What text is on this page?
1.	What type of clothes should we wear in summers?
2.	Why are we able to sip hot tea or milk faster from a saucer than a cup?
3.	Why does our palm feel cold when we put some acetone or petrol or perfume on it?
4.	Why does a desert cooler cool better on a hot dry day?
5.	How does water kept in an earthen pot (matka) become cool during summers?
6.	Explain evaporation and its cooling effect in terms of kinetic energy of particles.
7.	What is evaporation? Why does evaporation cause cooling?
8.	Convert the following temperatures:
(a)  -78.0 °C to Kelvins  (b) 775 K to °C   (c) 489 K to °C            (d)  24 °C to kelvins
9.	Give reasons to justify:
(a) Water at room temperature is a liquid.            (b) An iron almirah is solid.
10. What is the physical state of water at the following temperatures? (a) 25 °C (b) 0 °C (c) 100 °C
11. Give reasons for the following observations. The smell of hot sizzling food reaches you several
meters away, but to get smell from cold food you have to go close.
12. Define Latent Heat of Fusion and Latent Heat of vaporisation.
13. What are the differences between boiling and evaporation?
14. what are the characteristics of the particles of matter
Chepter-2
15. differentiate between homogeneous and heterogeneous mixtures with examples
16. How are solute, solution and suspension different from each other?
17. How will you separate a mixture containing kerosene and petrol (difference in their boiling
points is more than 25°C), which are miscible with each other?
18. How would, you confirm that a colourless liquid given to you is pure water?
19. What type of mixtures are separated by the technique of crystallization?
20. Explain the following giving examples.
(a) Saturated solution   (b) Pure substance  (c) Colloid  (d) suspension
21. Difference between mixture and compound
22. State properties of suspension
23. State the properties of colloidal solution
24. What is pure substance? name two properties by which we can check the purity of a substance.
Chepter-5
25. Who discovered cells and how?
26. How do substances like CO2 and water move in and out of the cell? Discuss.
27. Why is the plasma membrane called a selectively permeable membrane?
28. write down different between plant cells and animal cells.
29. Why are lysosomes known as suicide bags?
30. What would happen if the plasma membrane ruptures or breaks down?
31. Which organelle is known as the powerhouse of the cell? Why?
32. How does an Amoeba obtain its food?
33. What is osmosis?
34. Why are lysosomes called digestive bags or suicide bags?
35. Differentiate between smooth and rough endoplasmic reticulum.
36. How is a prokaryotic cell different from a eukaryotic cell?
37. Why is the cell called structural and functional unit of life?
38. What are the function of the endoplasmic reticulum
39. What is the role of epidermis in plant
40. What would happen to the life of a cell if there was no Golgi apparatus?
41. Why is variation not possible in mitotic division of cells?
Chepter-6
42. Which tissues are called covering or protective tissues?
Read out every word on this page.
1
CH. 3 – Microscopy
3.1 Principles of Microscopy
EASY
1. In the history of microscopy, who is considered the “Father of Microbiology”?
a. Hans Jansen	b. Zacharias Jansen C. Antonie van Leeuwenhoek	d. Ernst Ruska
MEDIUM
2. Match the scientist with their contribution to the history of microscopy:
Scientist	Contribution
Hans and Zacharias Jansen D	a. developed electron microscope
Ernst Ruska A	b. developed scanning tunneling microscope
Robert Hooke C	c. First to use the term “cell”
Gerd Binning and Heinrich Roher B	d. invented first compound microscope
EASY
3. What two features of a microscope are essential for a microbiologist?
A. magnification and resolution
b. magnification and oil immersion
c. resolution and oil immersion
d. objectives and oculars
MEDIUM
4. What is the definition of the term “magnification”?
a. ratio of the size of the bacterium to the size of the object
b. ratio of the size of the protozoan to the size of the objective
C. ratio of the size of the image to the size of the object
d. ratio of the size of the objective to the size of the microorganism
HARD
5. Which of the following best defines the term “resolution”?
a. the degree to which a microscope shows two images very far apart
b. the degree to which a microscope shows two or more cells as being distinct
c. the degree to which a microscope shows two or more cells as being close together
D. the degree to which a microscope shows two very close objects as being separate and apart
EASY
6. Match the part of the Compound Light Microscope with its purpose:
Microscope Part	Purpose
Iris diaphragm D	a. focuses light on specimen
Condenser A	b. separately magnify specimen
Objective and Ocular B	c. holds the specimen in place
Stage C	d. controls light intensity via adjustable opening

Aim of the exercise -
Produce an exact copy of all the records.

Task answer -
What text is on this page?
1.	What type of clothes should we wear in summers?
2.	Why are we able to sip hot tea or milk faster from a saucer than a cup?
3.	Why does our palm feel cold when we put some acetone or petrol or perfume on it?
4.	Why does a desert cooler cool better on a hot dry day?
5.	How does water kept in an earthen pot (matka) become cool during summers?
6.	Explain evaporation and its cooling effect in terms of kinetic energy of particles.
7.	What is evaporation? Why does evaporation cause cooling?
8.	Convert the following temperatures:
(a)  -78.0 °C to Kelvins  (b) 775 K to °C   (c) 489 K to °C            (d)  24 °C to kelvins
9.	Give reasons to justify:
(a) Water at room temperature is a liquid.            (b) An iron almirah is solid.
10. What is the physical state of water at the following temperatures? (a) 25 °C (b) 0 °C (c) 100 °C
11. Give reasons for the following observations. The smell of hot sizzling food reaches you several
meters away, but to get smell from cold food you have to go close.
12. Define Latent Heat of Fusion and Latent Heat of vaporisation.
13. What are the differences between boiling and evaporation?
14. what are the characteristics of the particles of matter
Chepter-2
15. differentiate between homogeneous and heterogeneous mixtures with examples
16. How are solute, solution and suspension different from each other?
17. How will you separate a mixture containing kerosene and petrol (difference in their boiling
points is more than 25°C), which are miscible with each other?
18. How would, you confirm that a colourless liquid given to you is pure water?
19. What type of mixtures are separated by the technique of crystallization?
20. Explain the following giving examples.
(a) Saturated solution   (b) Pure substance  (c) Colloid  (d) suspension
21. Difference between mixture and compound
22. State properties of suspension
23. State the properties of colloidal solution
24. What is pure substance? name two properties by which we can check the purity of a substance.
Chepter-5
25. Who discovered cells and how?
26. How do substances like CO2 and water move in and out of the cell? Discuss.
27. Why is the plasma membrane called a selectively permeable membrane?
28. write down different between plant cells and animal cells.
29. Why are lysosomes known as suicide bags?
30. What would happen if the plasma membrane ruptures or breaks down?
31. Which organelle is known as the powerhouse of the cell? Why?
32. How does an Amoeba obtain its food?
33. What is osmosis?
34. Why are lysosomes called digestive bags or suicide bags?
35. Differentiate between smooth and rough endoplasmic reticulum.
36. How is a prokaryotic cell different from a eukaryotic cell?
37. Why is the cell called structural and functional unit of life?
38. What are the function of the endoplasmic reticulum
39. What is the role of epidermis in plant
40. What would happen to the life of a cell if there was no Golgi apparatus?
41. Why is variation not possible in mitotic division of cells?
Chepter-6
42. Which tissues are called covering or protective tissues?
Read out every word on this page.
1
CH. 3 – Microscopy
3.1 Principles of Microscopy
EASY
1. In the history of microscopy, who is considered the “Father of Microbiology”?
a. Hans Jansen	b. Zacharias Jansen C. Antonie van Leeuwenhoek	d. Ernst Ruska
MEDIUM
2. Match the scientist with their contribution to the history of microscopy:
Scientist	Contribution
Hans and Zacharias Jansen D	a. developed electron microscope
Ernst Ruska A	b. developed scanning tunneling microscope
Robert Hooke C	c. First to use the term “cell”
Gerd Binning and Heinrich Roher B	d. invented first compound microscope
EASY
3. What two features of a microscope are essential for a microbiologist?
A. magnification and resolution
b. magnification and oil immersion
c. resolution and oil immersion
d. objectives and oculars
MEDIUM
4. What is the definition of the term “magnification”?
a. ratio of the size of the bacterium to the size of the object
b. ratio of the size of the protozoan to the size of the objective
C. ratio of the size of the image to the size of the object
d. ratio of the size of the objective to the size of the microorganism
HARD
5. Which of the following best defines the term “resolution”?
a. the degree to which a microscope shows two images very far apart
b. the degree to which a microscope shows two or more cells as being distinct
c. the degree to which a microscope shows two or more cells as being close together
D. the degree to which a microscope shows two very close objects as being separate and apart
EASY
6. Match the part of the Compound Light Microscope with its purpose:
Microscope Part	Purpose
Iris diaphragm D	a. focuses light on specimen
Condenser A	b. separately magnify specimen
Objective and Ocular B	c. holds the specimen in place
Stage C	d. controls light intensity via adjustable opening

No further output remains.